● **Your objective**
Give, as a bare number, the count of lines that contain the word "Arbeitnehmern".
* * * * * * *
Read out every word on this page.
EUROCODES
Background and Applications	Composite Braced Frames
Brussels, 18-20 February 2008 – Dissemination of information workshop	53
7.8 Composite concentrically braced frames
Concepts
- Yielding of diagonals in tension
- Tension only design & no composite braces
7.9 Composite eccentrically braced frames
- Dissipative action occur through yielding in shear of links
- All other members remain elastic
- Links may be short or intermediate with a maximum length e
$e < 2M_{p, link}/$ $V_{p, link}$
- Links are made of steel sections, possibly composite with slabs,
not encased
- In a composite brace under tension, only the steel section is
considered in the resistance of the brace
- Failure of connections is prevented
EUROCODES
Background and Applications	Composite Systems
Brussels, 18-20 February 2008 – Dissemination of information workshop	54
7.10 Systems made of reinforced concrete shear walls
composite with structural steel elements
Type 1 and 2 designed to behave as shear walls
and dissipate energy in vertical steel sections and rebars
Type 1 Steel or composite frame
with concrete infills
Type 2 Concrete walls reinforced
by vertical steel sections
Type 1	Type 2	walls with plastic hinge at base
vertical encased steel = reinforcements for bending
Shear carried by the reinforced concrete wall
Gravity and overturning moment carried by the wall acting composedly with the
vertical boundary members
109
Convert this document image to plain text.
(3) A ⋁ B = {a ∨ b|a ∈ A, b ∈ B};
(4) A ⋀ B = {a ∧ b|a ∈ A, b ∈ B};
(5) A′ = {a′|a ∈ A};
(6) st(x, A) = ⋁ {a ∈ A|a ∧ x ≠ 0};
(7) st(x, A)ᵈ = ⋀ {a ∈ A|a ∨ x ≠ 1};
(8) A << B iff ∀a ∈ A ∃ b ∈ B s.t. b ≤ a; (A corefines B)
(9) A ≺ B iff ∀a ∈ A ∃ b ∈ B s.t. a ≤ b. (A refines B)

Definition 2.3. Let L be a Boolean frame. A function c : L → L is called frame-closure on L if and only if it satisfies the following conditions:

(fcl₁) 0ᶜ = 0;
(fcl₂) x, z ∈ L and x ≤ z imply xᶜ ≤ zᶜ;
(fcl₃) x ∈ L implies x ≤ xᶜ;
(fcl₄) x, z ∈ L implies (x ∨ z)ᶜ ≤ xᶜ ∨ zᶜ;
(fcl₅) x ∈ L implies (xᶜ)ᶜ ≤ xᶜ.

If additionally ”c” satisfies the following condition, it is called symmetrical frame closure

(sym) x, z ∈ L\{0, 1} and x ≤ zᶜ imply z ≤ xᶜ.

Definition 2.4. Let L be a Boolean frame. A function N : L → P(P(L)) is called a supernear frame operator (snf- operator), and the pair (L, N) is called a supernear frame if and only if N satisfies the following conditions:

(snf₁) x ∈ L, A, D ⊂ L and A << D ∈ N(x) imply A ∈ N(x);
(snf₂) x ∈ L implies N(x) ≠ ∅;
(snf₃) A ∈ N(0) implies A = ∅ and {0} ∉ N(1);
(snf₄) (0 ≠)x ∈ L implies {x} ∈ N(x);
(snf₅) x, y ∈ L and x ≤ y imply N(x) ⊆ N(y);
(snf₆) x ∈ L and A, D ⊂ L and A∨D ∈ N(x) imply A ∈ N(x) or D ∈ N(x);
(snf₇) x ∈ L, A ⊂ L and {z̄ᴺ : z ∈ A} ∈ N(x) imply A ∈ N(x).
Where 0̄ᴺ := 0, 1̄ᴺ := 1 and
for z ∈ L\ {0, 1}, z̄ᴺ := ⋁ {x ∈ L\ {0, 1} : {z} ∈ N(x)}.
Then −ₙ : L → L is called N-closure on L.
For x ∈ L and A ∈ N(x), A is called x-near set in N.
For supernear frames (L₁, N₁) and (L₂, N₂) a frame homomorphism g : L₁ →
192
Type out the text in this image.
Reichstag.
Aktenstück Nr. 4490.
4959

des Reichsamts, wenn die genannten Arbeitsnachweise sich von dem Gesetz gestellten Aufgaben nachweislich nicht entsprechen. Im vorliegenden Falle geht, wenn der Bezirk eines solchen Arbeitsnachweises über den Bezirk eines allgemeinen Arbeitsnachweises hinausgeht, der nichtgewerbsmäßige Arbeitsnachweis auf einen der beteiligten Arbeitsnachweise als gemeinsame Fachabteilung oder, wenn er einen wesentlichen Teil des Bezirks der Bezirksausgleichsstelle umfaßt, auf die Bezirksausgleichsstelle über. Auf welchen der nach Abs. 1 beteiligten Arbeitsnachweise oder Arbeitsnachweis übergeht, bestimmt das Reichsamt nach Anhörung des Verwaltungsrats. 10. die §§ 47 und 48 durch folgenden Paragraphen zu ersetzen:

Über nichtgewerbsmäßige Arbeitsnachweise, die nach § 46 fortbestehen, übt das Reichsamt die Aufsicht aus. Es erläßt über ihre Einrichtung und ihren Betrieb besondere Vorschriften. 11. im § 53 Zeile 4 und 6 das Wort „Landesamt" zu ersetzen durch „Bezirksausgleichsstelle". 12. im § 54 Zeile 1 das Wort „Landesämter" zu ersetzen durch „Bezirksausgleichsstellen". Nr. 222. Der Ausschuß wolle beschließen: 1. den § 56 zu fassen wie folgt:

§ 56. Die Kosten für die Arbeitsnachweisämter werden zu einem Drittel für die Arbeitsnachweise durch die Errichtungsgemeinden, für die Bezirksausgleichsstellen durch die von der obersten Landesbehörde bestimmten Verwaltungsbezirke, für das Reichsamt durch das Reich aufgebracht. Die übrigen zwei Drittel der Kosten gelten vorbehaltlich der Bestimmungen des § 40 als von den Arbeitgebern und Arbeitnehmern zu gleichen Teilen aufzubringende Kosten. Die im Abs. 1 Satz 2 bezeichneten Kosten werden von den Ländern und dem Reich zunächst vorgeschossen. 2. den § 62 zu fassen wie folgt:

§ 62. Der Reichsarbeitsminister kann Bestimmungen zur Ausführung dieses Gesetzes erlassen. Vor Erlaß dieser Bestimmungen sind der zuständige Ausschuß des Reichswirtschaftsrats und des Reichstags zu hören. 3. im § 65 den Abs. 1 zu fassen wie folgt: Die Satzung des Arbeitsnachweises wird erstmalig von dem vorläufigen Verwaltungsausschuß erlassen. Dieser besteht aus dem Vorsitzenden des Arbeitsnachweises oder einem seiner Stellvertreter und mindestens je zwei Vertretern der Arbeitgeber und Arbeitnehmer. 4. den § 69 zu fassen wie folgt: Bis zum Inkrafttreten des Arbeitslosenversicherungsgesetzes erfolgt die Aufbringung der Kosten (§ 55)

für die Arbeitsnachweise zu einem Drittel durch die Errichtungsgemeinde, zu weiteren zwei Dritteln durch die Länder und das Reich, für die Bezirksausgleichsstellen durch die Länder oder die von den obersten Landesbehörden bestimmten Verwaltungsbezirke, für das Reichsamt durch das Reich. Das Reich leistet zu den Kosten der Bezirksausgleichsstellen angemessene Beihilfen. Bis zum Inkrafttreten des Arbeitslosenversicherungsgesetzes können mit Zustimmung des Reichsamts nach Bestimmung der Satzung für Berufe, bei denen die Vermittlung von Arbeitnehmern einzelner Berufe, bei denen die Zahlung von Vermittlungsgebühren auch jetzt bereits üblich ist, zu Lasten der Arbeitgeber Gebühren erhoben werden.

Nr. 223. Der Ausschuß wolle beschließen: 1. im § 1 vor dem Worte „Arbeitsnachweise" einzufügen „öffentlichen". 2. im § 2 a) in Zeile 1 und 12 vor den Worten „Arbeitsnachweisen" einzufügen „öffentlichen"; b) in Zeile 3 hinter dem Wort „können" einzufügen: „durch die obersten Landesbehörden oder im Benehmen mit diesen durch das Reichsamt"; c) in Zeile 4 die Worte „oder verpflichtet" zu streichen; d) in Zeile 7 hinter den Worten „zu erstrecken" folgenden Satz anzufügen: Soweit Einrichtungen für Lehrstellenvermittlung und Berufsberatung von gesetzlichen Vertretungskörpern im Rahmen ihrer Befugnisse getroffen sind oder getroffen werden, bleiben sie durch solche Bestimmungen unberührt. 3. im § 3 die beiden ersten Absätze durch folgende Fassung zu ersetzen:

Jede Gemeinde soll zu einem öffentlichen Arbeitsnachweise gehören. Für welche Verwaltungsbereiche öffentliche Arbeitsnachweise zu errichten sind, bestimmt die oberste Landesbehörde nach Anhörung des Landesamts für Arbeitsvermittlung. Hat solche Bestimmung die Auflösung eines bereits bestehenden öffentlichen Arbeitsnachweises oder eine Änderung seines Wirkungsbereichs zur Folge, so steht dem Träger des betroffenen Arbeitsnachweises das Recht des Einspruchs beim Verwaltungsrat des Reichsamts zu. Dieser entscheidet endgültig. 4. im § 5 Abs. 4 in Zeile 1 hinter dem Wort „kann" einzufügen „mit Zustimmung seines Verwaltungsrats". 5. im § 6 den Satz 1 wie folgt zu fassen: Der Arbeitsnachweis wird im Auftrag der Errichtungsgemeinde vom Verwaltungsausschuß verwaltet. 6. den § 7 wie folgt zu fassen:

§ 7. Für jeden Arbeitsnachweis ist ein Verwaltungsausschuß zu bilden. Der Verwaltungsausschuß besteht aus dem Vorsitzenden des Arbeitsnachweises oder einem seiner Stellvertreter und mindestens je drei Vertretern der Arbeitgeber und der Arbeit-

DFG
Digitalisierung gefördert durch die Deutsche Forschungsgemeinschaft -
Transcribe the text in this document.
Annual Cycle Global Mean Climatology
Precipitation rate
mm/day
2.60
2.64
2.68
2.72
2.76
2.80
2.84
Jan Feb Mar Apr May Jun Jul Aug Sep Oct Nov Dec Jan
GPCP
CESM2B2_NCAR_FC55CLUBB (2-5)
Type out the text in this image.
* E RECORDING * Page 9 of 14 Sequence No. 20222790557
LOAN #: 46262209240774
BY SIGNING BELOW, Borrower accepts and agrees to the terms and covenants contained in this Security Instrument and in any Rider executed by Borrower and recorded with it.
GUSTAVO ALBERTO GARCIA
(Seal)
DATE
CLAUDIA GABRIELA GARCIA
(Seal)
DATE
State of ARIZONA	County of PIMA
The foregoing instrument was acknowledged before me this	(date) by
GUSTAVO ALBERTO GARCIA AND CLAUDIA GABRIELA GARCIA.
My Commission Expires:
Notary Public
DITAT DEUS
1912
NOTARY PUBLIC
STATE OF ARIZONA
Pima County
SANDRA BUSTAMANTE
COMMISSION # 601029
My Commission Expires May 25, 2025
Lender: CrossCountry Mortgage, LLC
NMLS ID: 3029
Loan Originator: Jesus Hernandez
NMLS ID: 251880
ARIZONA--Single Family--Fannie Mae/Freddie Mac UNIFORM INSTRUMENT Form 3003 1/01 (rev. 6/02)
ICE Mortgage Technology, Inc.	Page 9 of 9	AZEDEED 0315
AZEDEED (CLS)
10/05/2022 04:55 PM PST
* * * * * * *
● **Exercise solution**
2